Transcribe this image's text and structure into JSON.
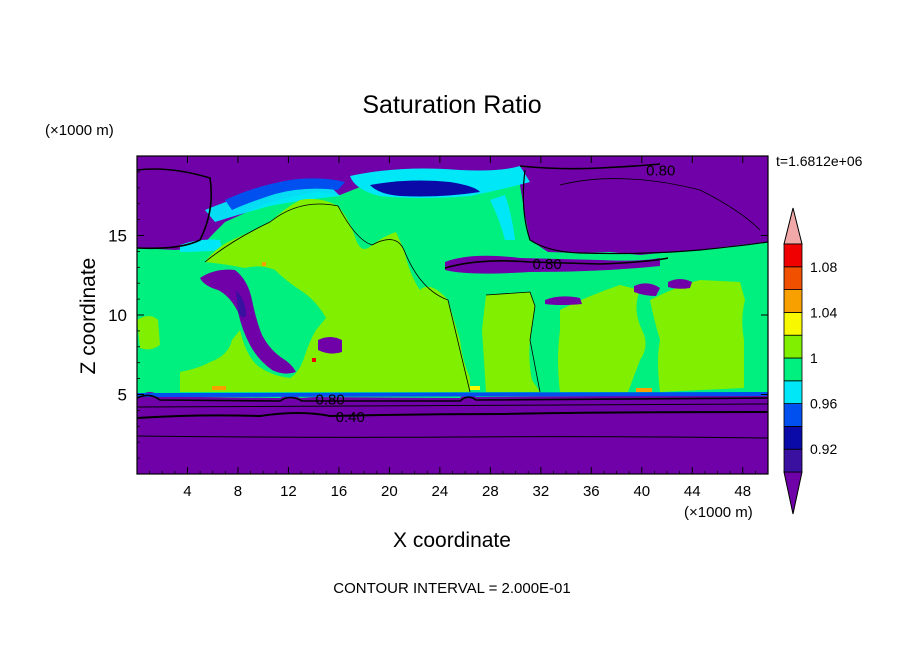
{
  "chart_data": {
    "type": "heatmap",
    "subtype": "filled-contour",
    "title": "Saturation Ratio",
    "xlabel": "X coordinate",
    "ylabel": "Z coordinate",
    "x_unit": "(×1000 m)",
    "z_unit": "(×1000 m)",
    "time_label": "t=1.6812e+06",
    "footer": "CONTOUR INTERVAL = 2.000E-01",
    "xlim": [
      0,
      50
    ],
    "ylim": [
      0,
      20
    ],
    "x_ticks": [
      4,
      8,
      12,
      16,
      20,
      24,
      28,
      32,
      36,
      40,
      44,
      48
    ],
    "x_tick_labels": [
      "4",
      "8",
      "12",
      "16",
      "20",
      "24",
      "28",
      "32",
      "36",
      "40",
      "44",
      "48"
    ],
    "y_ticks": [
      5,
      10,
      15
    ],
    "y_tick_labels": [
      "5",
      "10",
      "15"
    ],
    "contour_labels": [
      {
        "text": "0.80",
        "x": 41.5,
        "z": 19.1
      },
      {
        "text": "0.80",
        "x": 32.5,
        "z": 13.2
      },
      {
        "text": "0.80",
        "x": 15.3,
        "z": 4.7
      },
      {
        "text": "0.40",
        "x": 16.9,
        "z": 3.6
      }
    ],
    "colorbar": {
      "boundaries": [
        0.9,
        0.92,
        0.94,
        0.96,
        0.98,
        1.0,
        1.02,
        1.04,
        1.06,
        1.08,
        1.1
      ],
      "tick_values": [
        0.92,
        0.96,
        1.0,
        1.04,
        1.08
      ],
      "tick_labels": [
        "0.92",
        "0.96",
        "1",
        "1.04",
        "1.08"
      ],
      "colors": [
        "#3a10a0",
        "#0a0aa8",
        "#0050f0",
        "#00e8f8",
        "#00f080",
        "#80f000",
        "#f8f800",
        "#f8a000",
        "#f05000",
        "#f00000"
      ],
      "under_color": "#7000a8",
      "over_color": "#f0a8a8"
    },
    "regions": [
      {
        "name": "surface-dry-layer",
        "value": 0.5,
        "z_range": [
          0,
          4.8
        ]
      },
      {
        "name": "boundary-layer",
        "value": 0.99,
        "z_range": [
          4.8,
          13.5
        ]
      },
      {
        "name": "upper-dry-layer",
        "value": 0.6,
        "z_range": [
          16,
          20
        ]
      },
      {
        "name": "central-supersaturated-plume",
        "value": 1.01,
        "x_range": [
          3,
          27
        ],
        "z_range": [
          5,
          17.5
        ]
      }
    ]
  }
}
•••••
**What this task involves**
Pictures appear in the records above. Output everything except them, exactly.

**Finished exercise**
Transcribe this image's text and structure into JSON.
{
  "chart_data": {
    "type": "heatmap",
    "subtype": "filled-contour",
    "title": "Saturation Ratio",
    "xlabel": "X coordinate",
    "ylabel": "Z coordinate",
    "x_unit": "(×1000 m)",
    "z_unit": "(×1000 m)",
    "time_label": "t=1.6812e+06",
    "footer": "CONTOUR INTERVAL = 2.000E-01",
    "xlim": [
      0,
      50
    ],
    "ylim": [
      0,
      20
    ],
    "x_ticks": [
      4,
      8,
      12,
      16,
      20,
      24,
      28,
      32,
      36,
      40,
      44,
      48
    ],
    "x_tick_labels": [
      "4",
      "8",
      "12",
      "16",
      "20",
      "24",
      "28",
      "32",
      "36",
      "40",
      "44",
      "48"
    ],
    "y_ticks": [
      5,
      10,
      15
    ],
    "y_tick_labels": [
      "5",
      "10",
      "15"
    ],
    "contour_labels": [
      {
        "text": "0.80",
        "x": 41.5,
        "z": 19.1
      },
      {
        "text": "0.80",
        "x": 32.5,
        "z": 13.2
      },
      {
        "text": "0.80",
        "x": 15.3,
        "z": 4.7
      },
      {
        "text": "0.40",
        "x": 16.9,
        "z": 3.6
      }
    ],
    "colorbar": {
      "boundaries": [
        0.9,
        0.92,
        0.94,
        0.96,
        0.98,
        1.0,
        1.02,
        1.04,
        1.06,
        1.08,
        1.1
      ],
      "tick_values": [
        0.92,
        0.96,
        1.0,
        1.04,
        1.08
      ],
      "tick_labels": [
        "0.92",
        "0.96",
        "1",
        "1.04",
        "1.08"
      ],
      "colors": [
        "#3a10a0",
        "#0a0aa8",
        "#0050f0",
        "#00e8f8",
        "#00f080",
        "#80f000",
        "#f8f800",
        "#f8a000",
        "#f05000",
        "#f00000"
      ],
      "under_color": "#7000a8",
      "over_color": "#f0a8a8"
    },
    "regions": [
      {
        "name": "surface-dry-layer",
        "value": 0.5,
        "z_range": [
          0,
          4.8
        ]
      },
      {
        "name": "boundary-layer",
        "value": 0.99,
        "z_range": [
          4.8,
          13.5
        ]
      },
      {
        "name": "upper-dry-layer",
        "value": 0.6,
        "z_range": [
          16,
          20
        ]
      },
      {
        "name": "central-supersaturated-plume",
        "value": 1.01,
        "x_range": [
          3,
          27
        ],
        "z_range": [
          5,
          17.5
        ]
      }
    ]
  }
}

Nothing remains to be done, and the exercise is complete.